• [Task requirements] Only lines holding the word "color" should be copied from the material.

Dataset records
== == ==

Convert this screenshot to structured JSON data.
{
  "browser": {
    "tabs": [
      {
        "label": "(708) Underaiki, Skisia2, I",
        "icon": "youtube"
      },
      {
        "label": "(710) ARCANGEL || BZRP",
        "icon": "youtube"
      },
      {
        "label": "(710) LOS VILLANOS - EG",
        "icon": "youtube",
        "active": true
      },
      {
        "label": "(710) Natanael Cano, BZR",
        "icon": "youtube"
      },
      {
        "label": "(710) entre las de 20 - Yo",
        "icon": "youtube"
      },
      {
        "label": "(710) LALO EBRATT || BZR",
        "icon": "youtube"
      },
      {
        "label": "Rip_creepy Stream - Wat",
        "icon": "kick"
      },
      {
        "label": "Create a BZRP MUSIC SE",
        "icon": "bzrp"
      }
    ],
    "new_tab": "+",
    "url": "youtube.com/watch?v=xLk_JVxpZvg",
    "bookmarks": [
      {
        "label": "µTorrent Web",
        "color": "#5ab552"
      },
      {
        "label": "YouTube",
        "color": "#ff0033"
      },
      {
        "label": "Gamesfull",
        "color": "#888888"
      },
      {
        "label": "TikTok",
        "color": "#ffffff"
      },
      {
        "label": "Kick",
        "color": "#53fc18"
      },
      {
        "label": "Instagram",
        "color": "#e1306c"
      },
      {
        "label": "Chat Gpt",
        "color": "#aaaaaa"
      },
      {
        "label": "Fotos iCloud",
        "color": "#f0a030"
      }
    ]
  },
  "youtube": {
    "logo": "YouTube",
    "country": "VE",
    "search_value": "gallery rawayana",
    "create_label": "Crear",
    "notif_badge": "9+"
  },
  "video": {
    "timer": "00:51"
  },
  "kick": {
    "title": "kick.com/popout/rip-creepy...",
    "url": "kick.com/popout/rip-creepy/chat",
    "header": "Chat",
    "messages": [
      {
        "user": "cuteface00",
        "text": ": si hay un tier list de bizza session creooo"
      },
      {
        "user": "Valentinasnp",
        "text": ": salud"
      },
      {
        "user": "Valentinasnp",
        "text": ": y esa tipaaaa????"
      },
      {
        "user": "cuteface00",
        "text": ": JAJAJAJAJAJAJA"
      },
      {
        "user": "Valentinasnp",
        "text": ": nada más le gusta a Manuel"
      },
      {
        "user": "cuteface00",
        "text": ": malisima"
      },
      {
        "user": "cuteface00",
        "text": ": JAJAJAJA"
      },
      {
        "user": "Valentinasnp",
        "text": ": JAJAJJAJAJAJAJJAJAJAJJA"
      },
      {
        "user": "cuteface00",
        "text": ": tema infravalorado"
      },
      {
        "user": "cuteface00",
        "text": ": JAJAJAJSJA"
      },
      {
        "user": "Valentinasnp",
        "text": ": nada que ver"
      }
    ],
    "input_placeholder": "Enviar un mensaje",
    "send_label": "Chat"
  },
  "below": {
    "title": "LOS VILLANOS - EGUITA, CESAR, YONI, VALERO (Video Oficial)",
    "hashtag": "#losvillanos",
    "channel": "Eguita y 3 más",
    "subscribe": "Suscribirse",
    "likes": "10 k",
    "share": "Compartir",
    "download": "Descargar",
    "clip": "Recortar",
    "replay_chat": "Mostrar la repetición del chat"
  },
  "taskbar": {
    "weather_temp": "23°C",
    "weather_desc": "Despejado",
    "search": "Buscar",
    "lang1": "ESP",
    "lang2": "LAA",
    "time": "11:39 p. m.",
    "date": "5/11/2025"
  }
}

== == ==

• [Solution for this exercise]
        "color": "#5ab552"
        "color": "#ff0033"
        "color": "#888888"
        "color": "#ffffff"
        "color": "#53fc18"
        "color": "#e1306c"
        "color": "#aaaaaa"
        "color": "#f0a030"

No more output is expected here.